AIM. Copy every line of the records below without changing a single character, and keep the lines in their original order.

:::

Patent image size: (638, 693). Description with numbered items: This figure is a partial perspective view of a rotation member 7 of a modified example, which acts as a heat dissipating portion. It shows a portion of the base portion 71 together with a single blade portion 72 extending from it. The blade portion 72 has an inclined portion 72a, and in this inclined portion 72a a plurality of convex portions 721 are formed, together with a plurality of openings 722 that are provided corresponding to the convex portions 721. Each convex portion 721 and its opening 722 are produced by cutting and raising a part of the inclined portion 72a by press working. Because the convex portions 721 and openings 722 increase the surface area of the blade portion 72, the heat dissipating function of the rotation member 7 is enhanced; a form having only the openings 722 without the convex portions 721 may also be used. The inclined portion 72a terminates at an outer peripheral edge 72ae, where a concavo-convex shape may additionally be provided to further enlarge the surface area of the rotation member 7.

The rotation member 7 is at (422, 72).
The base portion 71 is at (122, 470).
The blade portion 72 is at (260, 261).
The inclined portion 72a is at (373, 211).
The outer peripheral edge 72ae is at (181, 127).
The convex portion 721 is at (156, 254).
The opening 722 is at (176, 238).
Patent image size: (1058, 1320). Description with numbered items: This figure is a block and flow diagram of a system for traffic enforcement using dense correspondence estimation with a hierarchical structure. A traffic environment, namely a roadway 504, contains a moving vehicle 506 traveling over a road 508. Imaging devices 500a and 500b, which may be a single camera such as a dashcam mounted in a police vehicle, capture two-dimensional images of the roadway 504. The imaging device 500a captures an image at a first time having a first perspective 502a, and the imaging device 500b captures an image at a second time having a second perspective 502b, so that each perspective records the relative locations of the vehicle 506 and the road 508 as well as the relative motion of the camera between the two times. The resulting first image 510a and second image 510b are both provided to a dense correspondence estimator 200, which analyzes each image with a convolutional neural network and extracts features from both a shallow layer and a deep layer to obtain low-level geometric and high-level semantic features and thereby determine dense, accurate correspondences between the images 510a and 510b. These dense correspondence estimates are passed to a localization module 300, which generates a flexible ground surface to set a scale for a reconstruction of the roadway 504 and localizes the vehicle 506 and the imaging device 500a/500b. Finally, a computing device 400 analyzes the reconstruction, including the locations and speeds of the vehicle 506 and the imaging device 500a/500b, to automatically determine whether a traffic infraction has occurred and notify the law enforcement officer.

:::

SOLUTION.
Patent image size: (638, 693). Description with numbered items: This figure is a partial perspective view of a rotation member 7 of a modified example, which acts as a heat dissipating portion. It shows a portion of the base portion 71 together with a single blade portion 72 extending from it. The blade portion 72 has an inclined portion 72a, and in this inclined portion 72a a plurality of convex portions 721 are formed, together with a plurality of openings 722 that are provided corresponding to the convex portions 721. Each convex portion 721 and its opening 722 are produced by cutting and raising a part of the inclined portion 72a by press working. Because the convex portions 721 and openings 722 increase the surface area of the blade portion 72, the heat dissipating function of the rotation member 7 is enhanced; a form having only the openings 722 without the convex portions 721 may also be used. The inclined portion 72a terminates at an outer peripheral edge 72ae, where a concavo-convex shape may additionally be provided to further enlarge the surface area of the rotation member 7.

The rotation member 7 is at (422, 72).
The base portion 71 is at (122, 470).
The blade portion 72 is at (260, 261).
The inclined portion 72a is at (373, 211).
The outer peripheral edge 72ae is at (181, 127).
The convex portion 721 is at (156, 254).
The opening 722 is at (176, 238).
Patent image size: (1058, 1320). Description with numbered items: This figure is a block and flow diagram of a system for traffic enforcement using dense correspondence estimation with a hierarchical structure. A traffic environment, namely a roadway 504, contains a moving vehicle 506 traveling over a road 508. Imaging devices 500a and 500b, which may be a single camera such as a dashcam mounted in a police vehicle, capture two-dimensional images of the roadway 504. The imaging device 500a captures an image at a first time having a first perspective 502a, and the imaging device 500b captures an image at a second time having a second perspective 502b, so that each perspective records the relative locations of the vehicle 506 and the road 508 as well as the relative motion of the camera between the two times. The resulting first image 510a and second image 510b are both provided to a dense correspondence estimator 200, which analyzes each image with a convolutional neural network and extracts features from both a shallow layer and a deep layer to obtain low-level geometric and high-level semantic features and thereby determine dense, accurate correspondences between the images 510a and 510b. These dense correspondence estimates are passed to a localization module 300, which generates a flexible ground surface to set a scale for a reconstruction of the roadway 504 and localizes the vehicle 506 and the imaging device 500a/500b. Finally, a computing device 400 analyzes the reconstruction, including the locations and speeds of the vehicle 506 and the imaging device 500a/500b, to automatically determine whether a traffic infraction has occurred and notify the law enforcement officer.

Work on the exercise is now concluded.